● **Document section**
****

Discipline: Biological Sciences
Subcategory: Cell and Molecular Biology
Lydia Gorfu - Spelman College
DNA barcoding is based on a short gene sequence and has been used in the identification process of species and discoveries in the last decade. Species delimitation using DNA barcode depends on discovery of a DNA barcode gap based on intrastrain and interstrain divergences. Defining Barcode gap enables to delimit two closely related species or morphotypes that are morphological indistinguishable. Researchers use different approaches and sets of data to calculate divergences and infer relationships for DNA barcoding purposes. In this study we explore if computation of barcode gap differs based on the amount of characters or base pairs used in the analysis. We also investigated the effects of molecular evolution models in defining barcode gaps in a scale bearing amoeba, Cochliopodium. We analyzed over 150 cytochrome oxidase I (COI) gene sequences from 9 species of cochliopdiums and analyzed our data with different number of characters using six different models. Our findings show higher intrastrain boundary of DNA barcode gap (maximum intrastrain divergence) and lower boundary (minimum interstrain divergence) is rarely affected by the number of characters analyzed or the type of models used, while higher boundary (maximum interspecies) divergence calculations is observed to differ by up to 3% when using different models. Our analysis demonstrates defining barcode gap in Cochliopodium is not affected substantially by numbers of characters and models used.
Funder Acknowledgement(s): This study is supported by the National Science Foundation, RIA Grant (1409587) to Dr. Yonas Tekle.
Faculty Advisor: Yonas I. Tekle,

****

● **Records provided**
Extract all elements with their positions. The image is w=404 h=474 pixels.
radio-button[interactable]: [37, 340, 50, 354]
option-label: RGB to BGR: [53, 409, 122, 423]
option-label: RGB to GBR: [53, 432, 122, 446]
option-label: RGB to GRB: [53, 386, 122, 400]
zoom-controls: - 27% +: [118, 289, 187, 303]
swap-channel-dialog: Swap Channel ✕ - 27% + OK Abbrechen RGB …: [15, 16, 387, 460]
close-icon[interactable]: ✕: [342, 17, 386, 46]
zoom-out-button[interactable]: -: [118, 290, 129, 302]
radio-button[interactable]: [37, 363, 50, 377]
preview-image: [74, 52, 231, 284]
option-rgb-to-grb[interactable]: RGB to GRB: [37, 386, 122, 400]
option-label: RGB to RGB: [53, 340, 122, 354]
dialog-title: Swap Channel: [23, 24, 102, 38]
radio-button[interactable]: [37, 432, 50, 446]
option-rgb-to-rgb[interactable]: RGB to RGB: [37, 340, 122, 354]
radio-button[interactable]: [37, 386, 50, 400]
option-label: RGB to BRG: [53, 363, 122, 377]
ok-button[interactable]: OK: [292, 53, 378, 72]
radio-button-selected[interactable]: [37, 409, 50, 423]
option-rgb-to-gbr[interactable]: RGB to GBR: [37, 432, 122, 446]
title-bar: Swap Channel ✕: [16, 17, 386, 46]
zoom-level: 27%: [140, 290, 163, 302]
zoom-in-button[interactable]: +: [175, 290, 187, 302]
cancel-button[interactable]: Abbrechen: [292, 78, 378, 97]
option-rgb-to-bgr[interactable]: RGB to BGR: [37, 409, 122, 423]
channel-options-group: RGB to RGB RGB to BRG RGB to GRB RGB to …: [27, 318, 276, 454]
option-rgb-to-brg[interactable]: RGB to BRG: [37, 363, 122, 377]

****

● **Task requirements**
Please answer these questions from the abstract about DNA barcoding in Cochliopodium:
1. How many cytochrome oxidase I (COI) gene sequences were analyzed?
2. By up to how much did the higher boundary (maximum interspecies) divergence differ when different models were used?
3. Which organization supported the study?
The data stand apart from the abstract and are not part of it.

● **Answer for the task**
1. Over 150
2. Up to 3%
3. The National Science Foundation (RIA Grant 1409587)